● **What you have to do**: Copy out the listing exactly.

● **Dataset content**:
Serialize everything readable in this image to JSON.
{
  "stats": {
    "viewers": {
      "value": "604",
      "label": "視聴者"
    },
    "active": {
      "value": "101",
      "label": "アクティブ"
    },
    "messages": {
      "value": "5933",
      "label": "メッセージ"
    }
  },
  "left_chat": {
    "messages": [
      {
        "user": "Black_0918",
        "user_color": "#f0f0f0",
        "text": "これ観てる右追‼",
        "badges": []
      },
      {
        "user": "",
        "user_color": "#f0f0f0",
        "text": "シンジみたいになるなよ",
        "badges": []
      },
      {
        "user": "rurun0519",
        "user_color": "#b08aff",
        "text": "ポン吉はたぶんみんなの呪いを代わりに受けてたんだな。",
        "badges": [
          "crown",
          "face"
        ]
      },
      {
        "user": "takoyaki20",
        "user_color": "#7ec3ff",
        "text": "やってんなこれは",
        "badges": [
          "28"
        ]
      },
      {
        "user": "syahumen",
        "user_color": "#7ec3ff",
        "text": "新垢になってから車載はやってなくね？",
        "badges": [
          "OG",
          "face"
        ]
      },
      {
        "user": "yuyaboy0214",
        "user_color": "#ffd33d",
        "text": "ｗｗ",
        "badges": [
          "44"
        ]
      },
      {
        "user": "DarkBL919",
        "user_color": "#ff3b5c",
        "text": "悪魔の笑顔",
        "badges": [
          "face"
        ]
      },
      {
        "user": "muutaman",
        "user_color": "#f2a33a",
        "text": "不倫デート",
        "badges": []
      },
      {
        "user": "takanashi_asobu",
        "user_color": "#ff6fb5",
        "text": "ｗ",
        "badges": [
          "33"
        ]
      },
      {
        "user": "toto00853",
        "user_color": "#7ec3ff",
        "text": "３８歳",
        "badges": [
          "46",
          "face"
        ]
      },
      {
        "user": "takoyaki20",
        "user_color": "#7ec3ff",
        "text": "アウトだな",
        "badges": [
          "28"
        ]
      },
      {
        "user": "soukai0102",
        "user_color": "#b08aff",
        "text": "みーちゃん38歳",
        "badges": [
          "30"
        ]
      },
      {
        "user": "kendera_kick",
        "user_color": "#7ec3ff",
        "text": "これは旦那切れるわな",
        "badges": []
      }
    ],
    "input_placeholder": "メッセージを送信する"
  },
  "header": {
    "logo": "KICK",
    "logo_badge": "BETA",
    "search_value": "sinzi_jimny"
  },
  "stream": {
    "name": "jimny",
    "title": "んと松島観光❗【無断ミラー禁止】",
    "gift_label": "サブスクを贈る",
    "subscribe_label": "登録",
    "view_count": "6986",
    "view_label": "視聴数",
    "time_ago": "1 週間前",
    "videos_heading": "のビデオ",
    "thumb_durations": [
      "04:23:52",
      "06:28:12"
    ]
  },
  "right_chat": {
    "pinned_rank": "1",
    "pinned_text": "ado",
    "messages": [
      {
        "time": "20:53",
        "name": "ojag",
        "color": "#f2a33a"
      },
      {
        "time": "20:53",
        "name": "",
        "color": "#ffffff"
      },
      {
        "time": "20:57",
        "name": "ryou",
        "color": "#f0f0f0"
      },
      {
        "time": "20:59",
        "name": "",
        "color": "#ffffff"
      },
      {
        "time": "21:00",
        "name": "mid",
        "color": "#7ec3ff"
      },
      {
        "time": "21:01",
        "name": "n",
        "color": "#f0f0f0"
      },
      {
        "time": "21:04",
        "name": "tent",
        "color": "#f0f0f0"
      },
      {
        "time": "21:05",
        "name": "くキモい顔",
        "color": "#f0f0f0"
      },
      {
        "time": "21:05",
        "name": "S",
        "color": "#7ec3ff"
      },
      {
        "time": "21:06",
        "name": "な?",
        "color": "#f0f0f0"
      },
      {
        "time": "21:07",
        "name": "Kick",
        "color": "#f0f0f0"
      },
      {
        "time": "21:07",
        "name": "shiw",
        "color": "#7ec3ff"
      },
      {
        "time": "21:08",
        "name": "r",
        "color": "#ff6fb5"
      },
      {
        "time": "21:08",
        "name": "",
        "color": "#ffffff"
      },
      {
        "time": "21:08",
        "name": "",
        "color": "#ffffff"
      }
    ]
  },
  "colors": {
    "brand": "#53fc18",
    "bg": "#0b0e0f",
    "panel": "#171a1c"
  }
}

● **Complete output**:
Serialize everything readable in this image to JSON.
{
  "stats": {
    "viewers": {
      "value": "604",
      "label": "視聴者"
    },
    "active": {
      "value": "101",
      "label": "アクティブ"
    },
    "messages": {
      "value": "5933",
      "label": "メッセージ"
    }
  },
  "left_chat": {
    "messages": [
      {
        "user": "Black_0918",
        "user_color": "#f0f0f0",
        "text": "これ観てる右追‼",
        "badges": []
      },
      {
        "user": "",
        "user_color": "#f0f0f0",
        "text": "シンジみたいになるなよ",
        "badges": []
      },
      {
        "user": "rurun0519",
        "user_color": "#b08aff",
        "text": "ポン吉はたぶんみんなの呪いを代わりに受けてたんだな。",
        "badges": [
          "crown",
          "face"
        ]
      },
      {
        "user": "takoyaki20",
        "user_color": "#7ec3ff",
        "text": "やってんなこれは",
        "badges": [
          "28"
        ]
      },
      {
        "user": "syahumen",
        "user_color": "#7ec3ff",
        "text": "新垢になってから車載はやってなくね？",
        "badges": [
          "OG",
          "face"
        ]
      },
      {
        "user": "yuyaboy0214",
        "user_color": "#ffd33d",
        "text": "ｗｗ",
        "badges": [
          "44"
        ]
      },
      {
        "user": "DarkBL919",
        "user_color": "#ff3b5c",
        "text": "悪魔の笑顔",
        "badges": [
          "face"
        ]
      },
      {
        "user": "muutaman",
        "user_color": "#f2a33a",
        "text": "不倫デート",
        "badges": []
      },
      {
        "user": "takanashi_asobu",
        "user_color": "#ff6fb5",
        "text": "ｗ",
        "badges": [
          "33"
        ]
      },
      {
        "user": "toto00853",
        "user_color": "#7ec3ff",
        "text": "３８歳",
        "badges": [
          "46",
          "face"
        ]
      },
      {
        "user": "takoyaki20",
        "user_color": "#7ec3ff",
        "text": "アウトだな",
        "badges": [
          "28"
        ]
      },
      {
        "user": "soukai0102",
        "user_color": "#b08aff",
        "text": "みーちゃん38歳",
        "badges": [
          "30"
        ]
      },
      {
        "user": "kendera_kick",
        "user_color": "#7ec3ff",
        "text": "これは旦那切れるわな",
        "badges": []
      }
    ],
    "input_placeholder": "メッセージを送信する"
  },
  "header": {
    "logo": "KICK",
    "logo_badge": "BETA",
    "search_value": "sinzi_jimny"
  },
  "stream": {
    "name": "jimny",
    "title": "んと松島観光❗【無断ミラー禁止】",
    "gift_label": "サブスクを贈る",
    "subscribe_label": "登録",
    "view_count": "6986",
    "view_label": "視聴数",
    "time_ago": "1 週間前",
    "videos_heading": "のビデオ",
    "thumb_durations": [
      "04:23:52",
      "06:28:12"
    ]
  },
  "right_chat": {
    "pinned_rank": "1",
    "pinned_text": "ado",
    "messages": [
      {
        "time": "20:53",
        "name": "ojag",
        "color": "#f2a33a"
      },
      {
        "time": "20:53",
        "name": "",
        "color": "#ffffff"
      },
      {
        "time": "20:57",
        "name": "ryou",
        "color": "#f0f0f0"
      },
      {
        "time": "20:59",
        "name": "",
        "color": "#ffffff"
      },
      {
        "time": "21:00",
        "name": "mid",
        "color": "#7ec3ff"
      },
      {
        "time": "21:01",
        "name": "n",
        "color": "#f0f0f0"
      },
      {
        "time": "21:04",
        "name": "tent",
        "color": "#f0f0f0"
      },
      {
        "time": "21:05",
        "name": "くキモい顔",
        "color": "#f0f0f0"
      },
      {
        "time": "21:05",
        "name": "S",
        "color": "#7ec3ff"
      },
      {
        "time": "21:06",
        "name": "な?",
        "color": "#f0f0f0"
      },
      {
        "time": "21:07",
        "name": "Kick",
        "color": "#f0f0f0"
      },
      {
        "time": "21:07",
        "name": "shiw",
        "color": "#7ec3ff"
      },
      {
        "time": "21:08",
        "name": "r",
        "color": "#ff6fb5"
      },
      {
        "time": "21:08",
        "name": "",
        "color": "#ffffff"
      },
      {
        "time": "21:08",
        "name": "",
        "color": "#ffffff"
      }
    ]
  },
  "colors": {
    "brand": "#53fc18",
    "bg": "#0b0e0f",
    "panel": "#171a1c"
  }
}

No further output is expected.